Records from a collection
----------------

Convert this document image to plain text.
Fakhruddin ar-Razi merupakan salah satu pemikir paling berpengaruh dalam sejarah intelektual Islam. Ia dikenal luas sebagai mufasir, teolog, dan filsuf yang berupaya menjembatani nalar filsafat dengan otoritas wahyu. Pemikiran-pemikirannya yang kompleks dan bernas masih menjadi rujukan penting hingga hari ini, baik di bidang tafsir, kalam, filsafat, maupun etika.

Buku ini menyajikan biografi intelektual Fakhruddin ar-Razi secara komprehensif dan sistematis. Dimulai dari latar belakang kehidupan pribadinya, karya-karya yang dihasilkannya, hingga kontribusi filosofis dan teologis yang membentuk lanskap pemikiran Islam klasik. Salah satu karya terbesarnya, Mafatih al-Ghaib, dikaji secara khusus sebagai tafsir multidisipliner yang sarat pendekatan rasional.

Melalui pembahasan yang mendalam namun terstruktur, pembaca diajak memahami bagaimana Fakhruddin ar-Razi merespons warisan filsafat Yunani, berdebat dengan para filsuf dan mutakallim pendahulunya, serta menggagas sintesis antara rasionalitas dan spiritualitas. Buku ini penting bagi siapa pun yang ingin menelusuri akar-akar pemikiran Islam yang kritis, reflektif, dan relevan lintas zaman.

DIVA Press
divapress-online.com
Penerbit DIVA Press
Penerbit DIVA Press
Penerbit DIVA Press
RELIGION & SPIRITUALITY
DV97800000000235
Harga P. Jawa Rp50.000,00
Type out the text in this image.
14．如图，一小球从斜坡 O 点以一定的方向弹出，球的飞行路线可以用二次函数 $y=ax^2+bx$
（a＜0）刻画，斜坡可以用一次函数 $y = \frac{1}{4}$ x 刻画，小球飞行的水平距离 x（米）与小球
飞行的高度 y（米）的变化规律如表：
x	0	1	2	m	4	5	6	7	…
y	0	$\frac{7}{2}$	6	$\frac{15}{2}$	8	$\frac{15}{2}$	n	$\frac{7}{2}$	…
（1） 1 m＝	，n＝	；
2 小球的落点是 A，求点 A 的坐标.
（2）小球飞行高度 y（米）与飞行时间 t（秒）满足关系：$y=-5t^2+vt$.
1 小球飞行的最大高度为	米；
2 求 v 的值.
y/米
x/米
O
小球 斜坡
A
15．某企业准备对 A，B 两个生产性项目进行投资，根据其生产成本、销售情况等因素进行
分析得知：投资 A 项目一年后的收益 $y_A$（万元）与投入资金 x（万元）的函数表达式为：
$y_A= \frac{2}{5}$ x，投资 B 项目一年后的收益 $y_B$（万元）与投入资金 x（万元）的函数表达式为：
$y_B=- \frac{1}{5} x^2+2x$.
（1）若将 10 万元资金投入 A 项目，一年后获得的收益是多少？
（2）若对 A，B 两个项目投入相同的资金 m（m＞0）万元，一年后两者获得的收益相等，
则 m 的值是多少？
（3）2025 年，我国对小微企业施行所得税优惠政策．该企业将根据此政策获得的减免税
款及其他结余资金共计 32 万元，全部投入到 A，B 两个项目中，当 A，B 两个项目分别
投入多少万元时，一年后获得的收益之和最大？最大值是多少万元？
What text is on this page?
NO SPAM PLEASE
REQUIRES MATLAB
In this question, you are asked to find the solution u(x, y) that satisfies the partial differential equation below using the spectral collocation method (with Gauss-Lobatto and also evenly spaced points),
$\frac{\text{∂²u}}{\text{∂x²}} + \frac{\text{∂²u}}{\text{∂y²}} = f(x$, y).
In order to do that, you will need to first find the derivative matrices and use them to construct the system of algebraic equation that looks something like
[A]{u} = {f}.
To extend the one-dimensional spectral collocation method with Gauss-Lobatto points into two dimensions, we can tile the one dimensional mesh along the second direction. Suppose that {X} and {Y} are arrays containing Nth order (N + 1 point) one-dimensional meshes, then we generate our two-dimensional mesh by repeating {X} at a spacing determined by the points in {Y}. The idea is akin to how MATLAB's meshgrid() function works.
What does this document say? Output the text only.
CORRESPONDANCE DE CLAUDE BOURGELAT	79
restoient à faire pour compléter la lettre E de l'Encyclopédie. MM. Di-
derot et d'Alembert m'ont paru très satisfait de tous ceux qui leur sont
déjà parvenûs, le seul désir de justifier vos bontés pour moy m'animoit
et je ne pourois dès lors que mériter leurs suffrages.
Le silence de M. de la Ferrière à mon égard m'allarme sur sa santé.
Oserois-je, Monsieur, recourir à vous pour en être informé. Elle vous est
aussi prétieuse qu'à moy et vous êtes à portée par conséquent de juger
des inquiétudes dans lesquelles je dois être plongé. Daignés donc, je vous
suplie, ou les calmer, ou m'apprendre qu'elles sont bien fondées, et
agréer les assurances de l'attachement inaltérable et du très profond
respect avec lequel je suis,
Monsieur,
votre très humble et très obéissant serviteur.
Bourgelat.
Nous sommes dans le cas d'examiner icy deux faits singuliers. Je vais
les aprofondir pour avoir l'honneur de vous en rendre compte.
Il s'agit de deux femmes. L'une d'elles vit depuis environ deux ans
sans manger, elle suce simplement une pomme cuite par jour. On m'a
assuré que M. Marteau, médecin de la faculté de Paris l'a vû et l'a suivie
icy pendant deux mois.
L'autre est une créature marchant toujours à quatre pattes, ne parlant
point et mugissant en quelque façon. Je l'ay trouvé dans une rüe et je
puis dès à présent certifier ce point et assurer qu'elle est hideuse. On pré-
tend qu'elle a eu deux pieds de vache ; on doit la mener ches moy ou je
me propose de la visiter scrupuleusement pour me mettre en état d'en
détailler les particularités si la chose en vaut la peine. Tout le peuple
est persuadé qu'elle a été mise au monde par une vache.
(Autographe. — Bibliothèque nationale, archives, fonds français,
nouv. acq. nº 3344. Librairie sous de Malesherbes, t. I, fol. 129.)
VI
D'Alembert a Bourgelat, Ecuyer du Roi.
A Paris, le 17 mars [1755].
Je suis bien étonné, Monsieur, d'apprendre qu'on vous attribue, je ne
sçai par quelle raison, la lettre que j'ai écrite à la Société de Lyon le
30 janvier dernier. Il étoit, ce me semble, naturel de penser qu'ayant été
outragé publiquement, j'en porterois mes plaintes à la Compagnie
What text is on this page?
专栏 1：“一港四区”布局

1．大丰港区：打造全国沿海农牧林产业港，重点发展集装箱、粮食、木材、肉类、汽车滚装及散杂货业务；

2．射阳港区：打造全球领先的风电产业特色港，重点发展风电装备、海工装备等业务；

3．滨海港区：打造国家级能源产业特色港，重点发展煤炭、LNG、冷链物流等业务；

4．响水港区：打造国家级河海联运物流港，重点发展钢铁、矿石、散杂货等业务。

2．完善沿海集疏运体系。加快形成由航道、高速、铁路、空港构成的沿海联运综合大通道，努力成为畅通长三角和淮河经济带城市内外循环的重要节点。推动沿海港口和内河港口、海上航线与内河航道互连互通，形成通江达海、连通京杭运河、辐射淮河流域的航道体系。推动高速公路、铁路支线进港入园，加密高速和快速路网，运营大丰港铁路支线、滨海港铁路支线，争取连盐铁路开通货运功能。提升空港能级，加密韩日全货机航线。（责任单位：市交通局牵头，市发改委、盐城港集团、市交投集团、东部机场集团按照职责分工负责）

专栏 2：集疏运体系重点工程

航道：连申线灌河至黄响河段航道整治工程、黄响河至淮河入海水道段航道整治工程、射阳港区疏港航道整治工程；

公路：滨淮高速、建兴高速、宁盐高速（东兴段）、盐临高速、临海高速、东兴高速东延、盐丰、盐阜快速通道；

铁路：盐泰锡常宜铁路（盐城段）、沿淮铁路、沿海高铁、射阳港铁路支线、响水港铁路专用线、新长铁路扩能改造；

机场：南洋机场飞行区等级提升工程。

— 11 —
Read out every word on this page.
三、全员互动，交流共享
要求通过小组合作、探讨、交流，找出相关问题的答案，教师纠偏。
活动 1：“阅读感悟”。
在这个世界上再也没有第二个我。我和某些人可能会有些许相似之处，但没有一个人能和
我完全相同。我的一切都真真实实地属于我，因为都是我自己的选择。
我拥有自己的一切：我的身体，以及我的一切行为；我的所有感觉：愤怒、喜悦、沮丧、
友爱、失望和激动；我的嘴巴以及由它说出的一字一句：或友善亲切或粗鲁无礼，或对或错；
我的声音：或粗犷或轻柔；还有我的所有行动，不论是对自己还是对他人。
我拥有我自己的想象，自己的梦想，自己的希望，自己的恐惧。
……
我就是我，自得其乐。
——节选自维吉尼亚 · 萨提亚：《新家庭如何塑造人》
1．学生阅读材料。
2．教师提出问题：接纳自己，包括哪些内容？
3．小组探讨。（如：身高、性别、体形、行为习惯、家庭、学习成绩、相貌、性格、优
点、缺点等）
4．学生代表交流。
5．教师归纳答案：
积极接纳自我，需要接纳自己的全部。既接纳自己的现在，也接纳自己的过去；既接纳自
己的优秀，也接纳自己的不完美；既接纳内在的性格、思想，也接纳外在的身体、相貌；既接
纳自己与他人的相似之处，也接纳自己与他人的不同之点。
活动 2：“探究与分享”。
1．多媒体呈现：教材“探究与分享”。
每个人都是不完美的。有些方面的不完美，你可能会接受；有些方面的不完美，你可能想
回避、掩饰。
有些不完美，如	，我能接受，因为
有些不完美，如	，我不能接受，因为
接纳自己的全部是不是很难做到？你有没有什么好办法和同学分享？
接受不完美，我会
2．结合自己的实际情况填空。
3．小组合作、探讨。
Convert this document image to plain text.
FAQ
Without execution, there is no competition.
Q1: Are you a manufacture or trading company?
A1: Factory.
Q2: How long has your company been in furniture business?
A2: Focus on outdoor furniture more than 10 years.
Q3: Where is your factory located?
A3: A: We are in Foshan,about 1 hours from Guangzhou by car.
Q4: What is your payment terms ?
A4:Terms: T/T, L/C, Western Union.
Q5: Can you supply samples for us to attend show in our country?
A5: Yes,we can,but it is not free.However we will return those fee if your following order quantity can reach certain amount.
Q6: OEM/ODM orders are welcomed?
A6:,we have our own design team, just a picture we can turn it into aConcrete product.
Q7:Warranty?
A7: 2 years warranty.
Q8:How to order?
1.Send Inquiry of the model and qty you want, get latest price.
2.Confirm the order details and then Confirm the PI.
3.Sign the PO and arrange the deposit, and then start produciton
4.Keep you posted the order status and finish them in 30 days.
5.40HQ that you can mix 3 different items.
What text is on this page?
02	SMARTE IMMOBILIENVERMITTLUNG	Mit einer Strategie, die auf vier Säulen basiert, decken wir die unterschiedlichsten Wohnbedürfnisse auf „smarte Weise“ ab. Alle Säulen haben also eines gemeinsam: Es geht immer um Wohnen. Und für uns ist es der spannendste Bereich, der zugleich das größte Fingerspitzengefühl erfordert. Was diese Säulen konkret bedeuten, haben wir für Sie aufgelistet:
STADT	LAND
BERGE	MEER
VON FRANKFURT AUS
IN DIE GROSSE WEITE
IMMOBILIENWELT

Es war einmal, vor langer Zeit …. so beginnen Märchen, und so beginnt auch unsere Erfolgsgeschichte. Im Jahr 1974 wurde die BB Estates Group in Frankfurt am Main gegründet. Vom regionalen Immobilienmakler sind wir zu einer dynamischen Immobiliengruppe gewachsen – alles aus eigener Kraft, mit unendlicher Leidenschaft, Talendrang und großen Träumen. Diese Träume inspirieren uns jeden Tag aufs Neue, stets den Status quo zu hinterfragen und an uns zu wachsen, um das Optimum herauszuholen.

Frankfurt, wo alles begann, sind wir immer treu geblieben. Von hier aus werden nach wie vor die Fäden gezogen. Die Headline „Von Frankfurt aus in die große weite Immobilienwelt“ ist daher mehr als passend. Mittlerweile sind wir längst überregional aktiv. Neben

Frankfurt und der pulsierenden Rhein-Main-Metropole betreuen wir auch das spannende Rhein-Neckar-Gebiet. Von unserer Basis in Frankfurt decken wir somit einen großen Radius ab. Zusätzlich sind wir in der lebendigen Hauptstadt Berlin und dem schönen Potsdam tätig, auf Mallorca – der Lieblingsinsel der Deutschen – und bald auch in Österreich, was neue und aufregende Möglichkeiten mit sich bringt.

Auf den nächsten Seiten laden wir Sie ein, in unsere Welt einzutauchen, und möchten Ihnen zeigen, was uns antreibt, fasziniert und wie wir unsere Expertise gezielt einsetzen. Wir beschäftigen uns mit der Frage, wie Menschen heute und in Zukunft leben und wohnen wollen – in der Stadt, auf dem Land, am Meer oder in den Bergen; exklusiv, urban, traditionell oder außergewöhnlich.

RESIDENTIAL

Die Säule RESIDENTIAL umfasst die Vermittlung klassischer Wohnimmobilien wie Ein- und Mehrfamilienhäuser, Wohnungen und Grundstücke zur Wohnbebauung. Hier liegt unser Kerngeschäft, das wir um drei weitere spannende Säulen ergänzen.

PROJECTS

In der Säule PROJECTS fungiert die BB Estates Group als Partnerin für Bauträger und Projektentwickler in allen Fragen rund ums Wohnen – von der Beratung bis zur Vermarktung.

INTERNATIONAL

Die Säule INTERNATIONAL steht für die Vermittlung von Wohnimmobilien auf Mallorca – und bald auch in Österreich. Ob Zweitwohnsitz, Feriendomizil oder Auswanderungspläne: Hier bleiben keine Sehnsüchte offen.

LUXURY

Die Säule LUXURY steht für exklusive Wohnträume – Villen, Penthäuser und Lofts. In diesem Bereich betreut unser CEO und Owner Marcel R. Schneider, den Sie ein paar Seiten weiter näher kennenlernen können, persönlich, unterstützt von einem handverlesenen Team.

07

----------------

Check each line of the data above for the word "bald" and say how many lines have it. Give the number alone.

▶ **Reply**
2